- WRITTEN PROBLEM
Copy out each line that mentions the word "conteúdo".

☆ ☆ ☆ ☆ ☆

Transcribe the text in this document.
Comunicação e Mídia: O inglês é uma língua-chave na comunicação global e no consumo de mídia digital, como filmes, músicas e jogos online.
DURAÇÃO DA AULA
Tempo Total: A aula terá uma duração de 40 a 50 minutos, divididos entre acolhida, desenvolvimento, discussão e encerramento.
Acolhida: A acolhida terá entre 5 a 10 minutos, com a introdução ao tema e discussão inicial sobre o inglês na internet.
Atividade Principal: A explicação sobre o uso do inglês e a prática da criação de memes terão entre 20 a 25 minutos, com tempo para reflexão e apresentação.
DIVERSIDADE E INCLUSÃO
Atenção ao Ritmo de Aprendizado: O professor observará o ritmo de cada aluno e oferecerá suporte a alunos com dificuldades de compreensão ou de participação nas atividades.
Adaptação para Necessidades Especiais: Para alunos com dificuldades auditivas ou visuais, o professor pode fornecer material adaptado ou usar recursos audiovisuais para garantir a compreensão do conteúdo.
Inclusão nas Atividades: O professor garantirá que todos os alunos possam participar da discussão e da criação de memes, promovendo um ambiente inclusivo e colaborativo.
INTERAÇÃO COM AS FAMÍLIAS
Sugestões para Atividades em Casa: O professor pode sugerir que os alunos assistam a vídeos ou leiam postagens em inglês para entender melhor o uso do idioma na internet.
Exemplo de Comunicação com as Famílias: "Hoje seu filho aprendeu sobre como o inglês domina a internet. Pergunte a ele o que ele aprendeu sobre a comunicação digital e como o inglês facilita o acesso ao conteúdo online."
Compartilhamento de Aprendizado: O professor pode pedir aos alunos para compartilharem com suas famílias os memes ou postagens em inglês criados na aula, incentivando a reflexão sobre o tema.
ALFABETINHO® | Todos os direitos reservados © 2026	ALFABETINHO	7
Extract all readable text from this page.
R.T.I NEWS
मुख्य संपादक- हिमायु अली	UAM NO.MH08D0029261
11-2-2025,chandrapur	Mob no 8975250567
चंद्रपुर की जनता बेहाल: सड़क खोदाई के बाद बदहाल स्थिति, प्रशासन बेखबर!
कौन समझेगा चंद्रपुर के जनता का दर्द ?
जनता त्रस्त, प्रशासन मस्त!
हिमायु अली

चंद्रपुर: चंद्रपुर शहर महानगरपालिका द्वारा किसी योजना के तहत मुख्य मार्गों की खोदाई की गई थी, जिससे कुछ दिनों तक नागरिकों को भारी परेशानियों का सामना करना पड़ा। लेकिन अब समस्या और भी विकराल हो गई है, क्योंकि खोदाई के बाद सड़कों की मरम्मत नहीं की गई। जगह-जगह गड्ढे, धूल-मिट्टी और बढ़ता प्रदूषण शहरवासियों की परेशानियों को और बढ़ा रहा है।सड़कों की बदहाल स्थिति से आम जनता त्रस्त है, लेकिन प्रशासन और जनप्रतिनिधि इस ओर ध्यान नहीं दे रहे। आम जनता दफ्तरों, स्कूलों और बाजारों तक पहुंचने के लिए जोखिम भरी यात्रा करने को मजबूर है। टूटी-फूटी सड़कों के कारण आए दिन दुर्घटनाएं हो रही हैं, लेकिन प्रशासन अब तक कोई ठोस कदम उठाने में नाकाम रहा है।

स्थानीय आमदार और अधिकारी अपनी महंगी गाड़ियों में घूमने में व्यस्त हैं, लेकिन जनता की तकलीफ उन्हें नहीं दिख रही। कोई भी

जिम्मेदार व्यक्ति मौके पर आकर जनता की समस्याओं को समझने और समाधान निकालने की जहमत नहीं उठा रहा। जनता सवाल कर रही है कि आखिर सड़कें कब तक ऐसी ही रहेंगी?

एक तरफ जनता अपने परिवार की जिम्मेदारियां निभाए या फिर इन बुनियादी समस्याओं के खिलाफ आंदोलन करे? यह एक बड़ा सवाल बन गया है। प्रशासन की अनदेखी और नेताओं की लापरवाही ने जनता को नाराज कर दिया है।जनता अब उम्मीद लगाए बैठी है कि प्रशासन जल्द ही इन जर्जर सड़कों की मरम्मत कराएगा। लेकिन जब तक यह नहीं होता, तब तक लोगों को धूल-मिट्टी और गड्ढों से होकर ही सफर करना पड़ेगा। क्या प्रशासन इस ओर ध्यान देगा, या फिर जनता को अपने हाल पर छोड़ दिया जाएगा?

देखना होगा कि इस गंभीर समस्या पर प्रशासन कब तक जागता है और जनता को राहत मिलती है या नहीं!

☆ ☆ ☆ ☆ ☆

- WRITTEN REPLY
Adaptação para Necessidades Especiais: Para alunos com dificuldades auditivas ou visuais, o professor pode fornecer material adaptado ou usar recursos audiovisuais para garantir a compreensão do conteúdo.
Exemplo de Comunicação com as Famílias: "Hoje seu filho aprendeu sobre como o inglês domina a internet. Pergunte a ele o que ele aprendeu sobre a comunicação digital e como o inglês facilita o acesso ao conteúdo online."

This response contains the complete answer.